● **DATA SUPPLIED**:
[start]
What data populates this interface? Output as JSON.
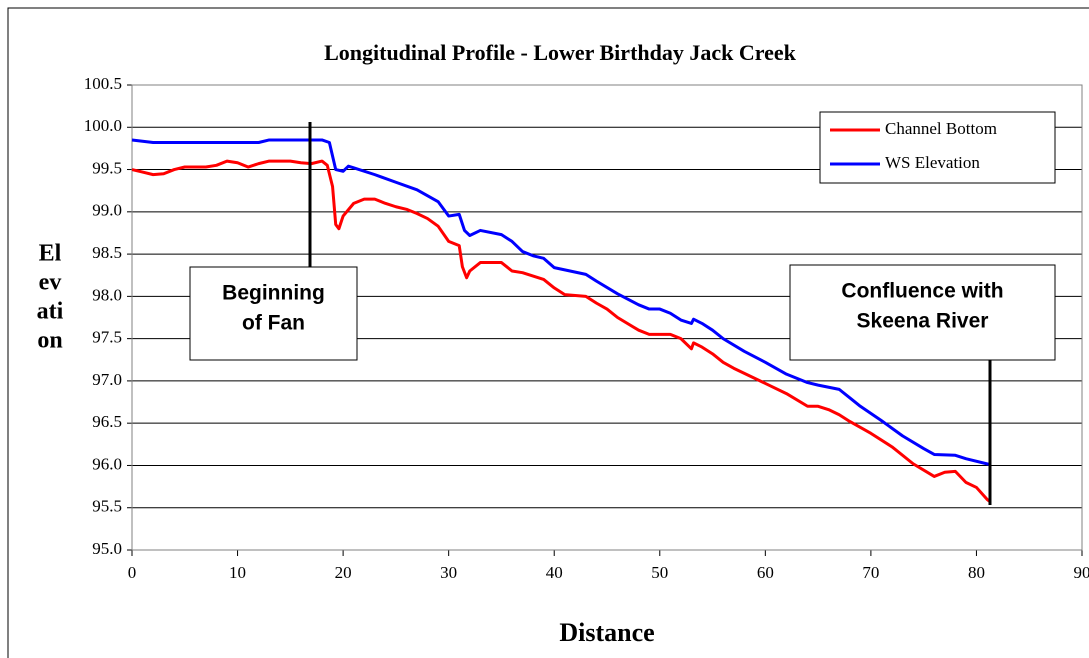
{
  "chart_data": {
    "type": "line",
    "title": "Longitudinal Profile - Lower Birthday Jack Creek",
    "xlabel": "Distance",
    "ylabel_lines": [
      "El",
      "ev",
      "ati",
      "on"
    ],
    "xlim": [
      0,
      90
    ],
    "ylim": [
      95,
      100.5
    ],
    "xticks": [
      0,
      10,
      20,
      30,
      40,
      50,
      60,
      70,
      80,
      90
    ],
    "yticks": [
      {
        "value": 95,
        "label": "95.0"
      },
      95.5,
      {
        "value": 96,
        "label": "96.0"
      },
      96.5,
      {
        "value": 97,
        "label": "97.0"
      },
      97.5,
      {
        "value": 98,
        "label": "98.0"
      },
      98.5,
      {
        "value": 99,
        "label": "99.0"
      },
      99.5,
      {
        "value": 100,
        "label": "100.0"
      },
      100.5
    ],
    "grid": true,
    "legend": "upper right",
    "series": [
      {
        "name": "Channel Bottom",
        "color": "#ff0000",
        "x": [
          0,
          1,
          2,
          3,
          4,
          5,
          7,
          8,
          9,
          10,
          11,
          12,
          13,
          15,
          16,
          17,
          18,
          18.5,
          19,
          19.3,
          19.6,
          20,
          21,
          22,
          23,
          24,
          25,
          26,
          27,
          28,
          29,
          30,
          31,
          31.3,
          31.7,
          32,
          33,
          35,
          36,
          37,
          38,
          39,
          40,
          41,
          43,
          44,
          45,
          46,
          48,
          49,
          51,
          52,
          53,
          53.2,
          54,
          55,
          56,
          57,
          60,
          62,
          64,
          65,
          66,
          67,
          68,
          70,
          72,
          74,
          76,
          77,
          78,
          79,
          80,
          81,
          81.3
        ],
        "values": [
          99.5,
          99.47,
          99.44,
          99.45,
          99.5,
          99.53,
          99.53,
          99.55,
          99.6,
          99.58,
          99.53,
          99.57,
          99.6,
          99.6,
          99.58,
          99.57,
          99.6,
          99.55,
          99.3,
          98.85,
          98.8,
          98.95,
          99.1,
          99.15,
          99.15,
          99.1,
          99.06,
          99.03,
          98.98,
          98.92,
          98.83,
          98.65,
          98.6,
          98.35,
          98.22,
          98.3,
          98.4,
          98.4,
          98.3,
          98.28,
          98.24,
          98.2,
          98.1,
          98.02,
          98.0,
          97.92,
          97.85,
          97.75,
          97.6,
          97.55,
          97.55,
          97.5,
          97.38,
          97.45,
          97.4,
          97.32,
          97.22,
          97.15,
          96.97,
          96.85,
          96.7,
          96.7,
          96.66,
          96.6,
          96.52,
          96.38,
          96.22,
          96.02,
          95.87,
          95.92,
          95.93,
          95.8,
          95.74,
          95.6,
          95.57
        ]
      },
      {
        "name": "WS Elevation",
        "color": "#0000ff",
        "x": [
          0,
          2,
          12,
          13,
          18,
          18.7,
          19.3,
          20,
          20.5,
          21,
          23,
          25,
          27,
          29,
          30,
          31,
          31.5,
          32,
          33,
          35,
          36,
          37,
          38,
          39,
          40,
          43,
          44,
          46,
          48,
          49,
          50,
          51,
          52,
          53,
          53.2,
          54,
          55,
          56,
          58,
          60,
          62,
          64,
          65,
          67,
          68,
          69,
          71,
          73,
          75,
          76,
          78,
          79,
          81.3
        ],
        "values": [
          99.85,
          99.82,
          99.82,
          99.85,
          99.85,
          99.82,
          99.5,
          99.48,
          99.54,
          99.52,
          99.44,
          99.35,
          99.26,
          99.12,
          98.95,
          98.97,
          98.78,
          98.72,
          98.78,
          98.73,
          98.65,
          98.53,
          98.48,
          98.45,
          98.34,
          98.26,
          98.18,
          98.03,
          97.9,
          97.85,
          97.85,
          97.8,
          97.72,
          97.68,
          97.73,
          97.68,
          97.6,
          97.5,
          97.35,
          97.22,
          97.08,
          96.98,
          96.95,
          96.9,
          96.8,
          96.7,
          96.53,
          96.35,
          96.2,
          96.13,
          96.12,
          96.08,
          96.01
        ]
      }
    ],
    "annotations": [
      {
        "lines": [
          "Beginning",
          "of Fan"
        ]
      },
      {
        "lines": [
          "Confluence with",
          "Skeena River"
        ]
      }
    ]
  }
}
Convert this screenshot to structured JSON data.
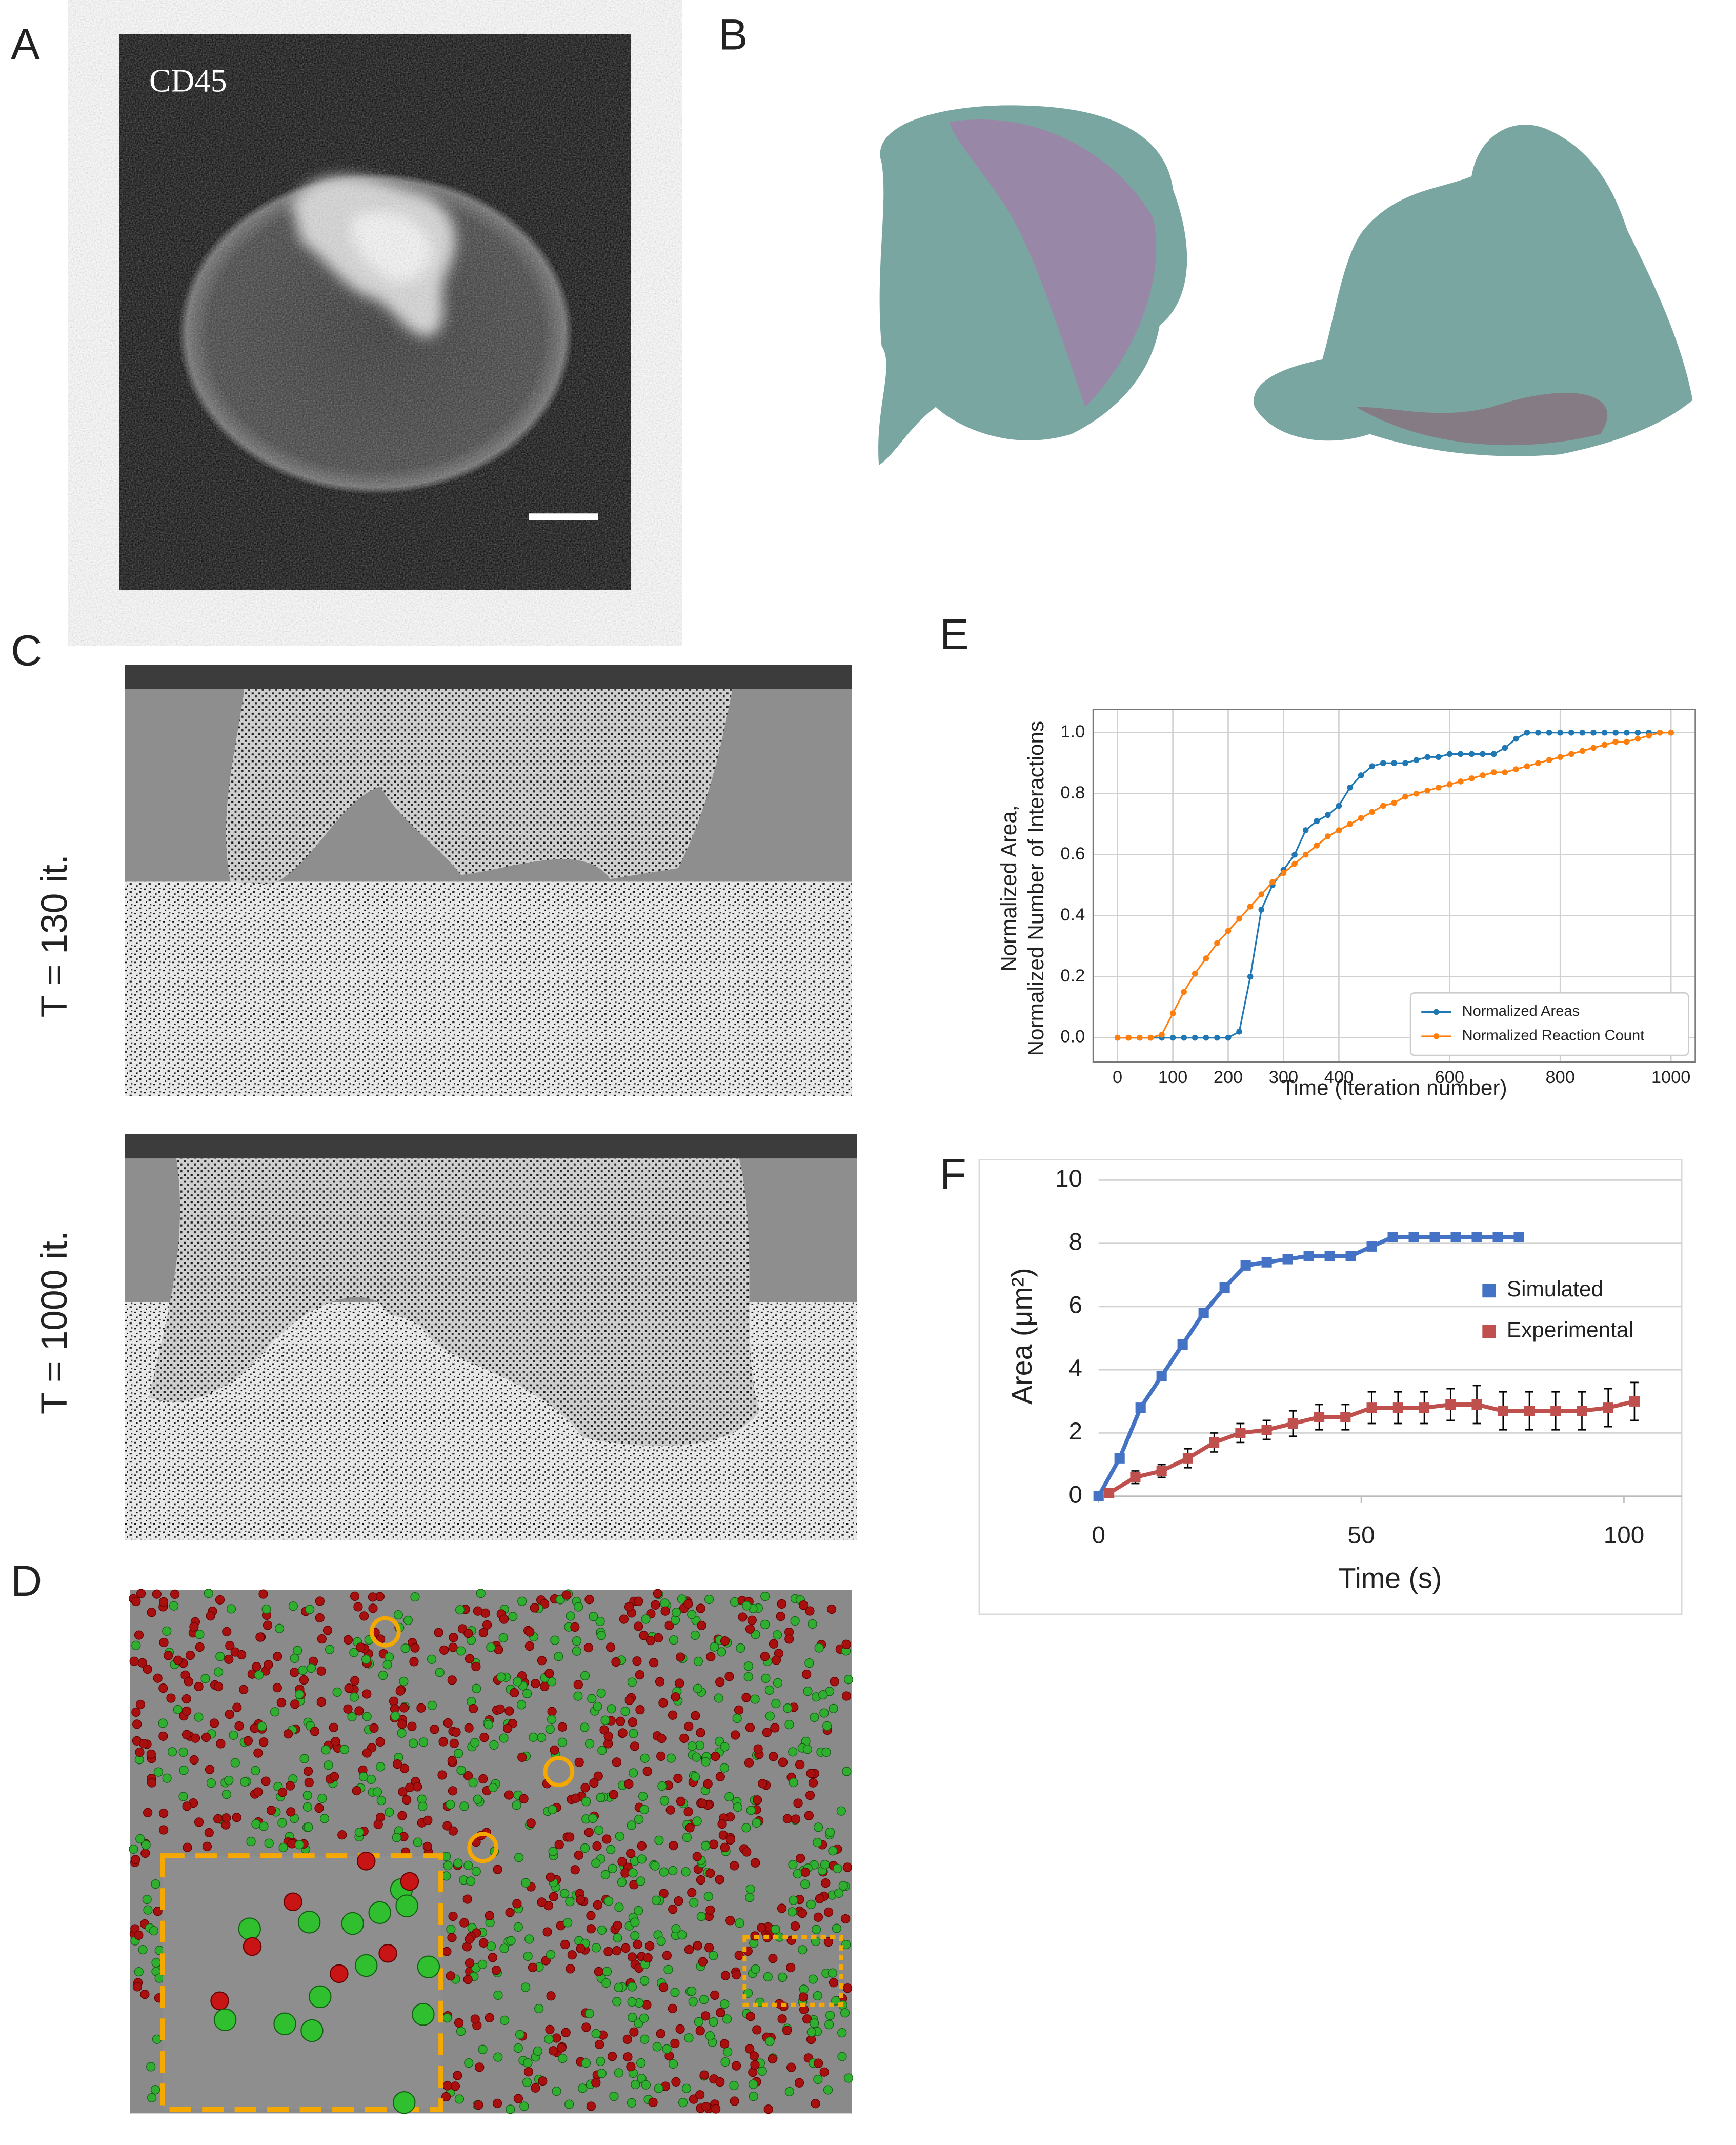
{
  "panel_labels": [
    "A",
    "B",
    "C",
    "D",
    "E",
    "F"
  ],
  "image_label": "CD45",
  "screenshot_labels": [
    "T = 130 it.",
    "T = 1000 it."
  ],
  "chart_data": [
    {
      "type": "line",
      "xlabel": "Time (Iteration number)",
      "ylabel": [
        "Normalized Area,",
        "Normalized Number of Interactions"
      ],
      "x": [
        0,
        20,
        40,
        60,
        80,
        100,
        120,
        140,
        160,
        180,
        200,
        220,
        240,
        260,
        280,
        300,
        320,
        340,
        360,
        380,
        400,
        420,
        440,
        460,
        480,
        500,
        520,
        540,
        560,
        580,
        600,
        620,
        640,
        660,
        680,
        700,
        720,
        740,
        760,
        780,
        800,
        820,
        840,
        860,
        880,
        900,
        920,
        940,
        960,
        980,
        1000
      ],
      "series": [
        {
          "name": "Normalized Areas",
          "color": "#1f77b4",
          "marker": "circle",
          "values": [
            0,
            0,
            0,
            0,
            0,
            0,
            0,
            0,
            0,
            0,
            0,
            0.02,
            0.2,
            0.42,
            0.5,
            0.55,
            0.6,
            0.68,
            0.71,
            0.73,
            0.76,
            0.82,
            0.86,
            0.89,
            0.9,
            0.9,
            0.9,
            0.91,
            0.92,
            0.92,
            0.93,
            0.93,
            0.93,
            0.93,
            0.93,
            0.95,
            0.98,
            1.0,
            1.0,
            1.0,
            1.0,
            1.0,
            1.0,
            1.0,
            1.0,
            1.0,
            1.0,
            1.0,
            1.0,
            1.0,
            1.0
          ]
        },
        {
          "name": "Normalized Reaction Count",
          "color": "#ff7f0e",
          "marker": "circle",
          "values": [
            0,
            0,
            0,
            0,
            0.01,
            0.08,
            0.15,
            0.21,
            0.26,
            0.31,
            0.35,
            0.39,
            0.43,
            0.47,
            0.51,
            0.54,
            0.57,
            0.6,
            0.63,
            0.66,
            0.68,
            0.7,
            0.72,
            0.74,
            0.76,
            0.77,
            0.79,
            0.8,
            0.81,
            0.82,
            0.83,
            0.84,
            0.85,
            0.86,
            0.87,
            0.87,
            0.88,
            0.89,
            0.9,
            0.91,
            0.92,
            0.93,
            0.94,
            0.95,
            0.96,
            0.97,
            0.97,
            0.98,
            0.99,
            1.0,
            1.0
          ]
        }
      ],
      "xlim": [
        -44,
        1044
      ],
      "xticks": [
        0,
        100,
        200,
        300,
        400,
        600,
        800,
        1000
      ],
      "ylim": [
        -0.08,
        1.076
      ],
      "yticks": [
        {
          "value": 0,
          "label": "0.0"
        },
        0.2,
        0.4,
        0.6,
        0.8,
        {
          "value": 1,
          "label": "1.0"
        }
      ],
      "grid": "both",
      "legend": "lower right",
      "legend_frame": true
    },
    {
      "type": "line",
      "xlabel": "Time (s)",
      "ylabel": [
        "Area (μm²)"
      ],
      "series": [
        {
          "name": "Simulated",
          "color": "#4472c4",
          "marker": "square",
          "x": [
            0,
            4,
            8,
            12,
            16,
            20,
            24,
            28,
            32,
            36,
            40,
            44,
            48,
            52,
            56,
            60,
            64,
            68,
            72,
            76,
            80
          ],
          "values": [
            0,
            1.2,
            2.8,
            3.8,
            4.8,
            5.8,
            6.6,
            7.3,
            7.4,
            7.5,
            7.6,
            7.6,
            7.6,
            7.9,
            8.2,
            8.2,
            8.2,
            8.2,
            8.2,
            8.2,
            8.2
          ]
        },
        {
          "name": "Experimental",
          "color": "#c0504d",
          "marker": "square",
          "x": [
            2,
            7,
            12,
            17,
            22,
            27,
            32,
            37,
            42,
            47,
            52,
            57,
            62,
            67,
            72,
            77,
            82,
            87,
            92,
            97,
            102
          ],
          "values": [
            0.1,
            0.6,
            0.8,
            1.2,
            1.7,
            2.0,
            2.1,
            2.3,
            2.5,
            2.5,
            2.8,
            2.8,
            2.8,
            2.9,
            2.9,
            2.7,
            2.7,
            2.7,
            2.7,
            2.8,
            3.0
          ],
          "errors": [
            0.1,
            0.2,
            0.2,
            0.3,
            0.3,
            0.3,
            0.3,
            0.4,
            0.4,
            0.4,
            0.5,
            0.5,
            0.5,
            0.5,
            0.6,
            0.6,
            0.6,
            0.6,
            0.6,
            0.6,
            0.6
          ]
        }
      ],
      "xlim": [
        0,
        111
      ],
      "xticks": [
        0,
        50,
        100
      ],
      "ylim": [
        0,
        10
      ],
      "yticks": [
        0,
        2,
        4,
        6,
        8,
        10
      ],
      "grid": "y",
      "legend": "center right",
      "legend_frame": false
    }
  ]
}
[end]
● **WHAT NEEDS TO BE DONE**: Where a line of the data holds "Normalized", show that line.

● **TASK RESULT**:
        "Normalized Area,",
        "Normalized Number of Interactions"
          "name": "Normalized Areas",
          "name": "Normalized Reaction Count",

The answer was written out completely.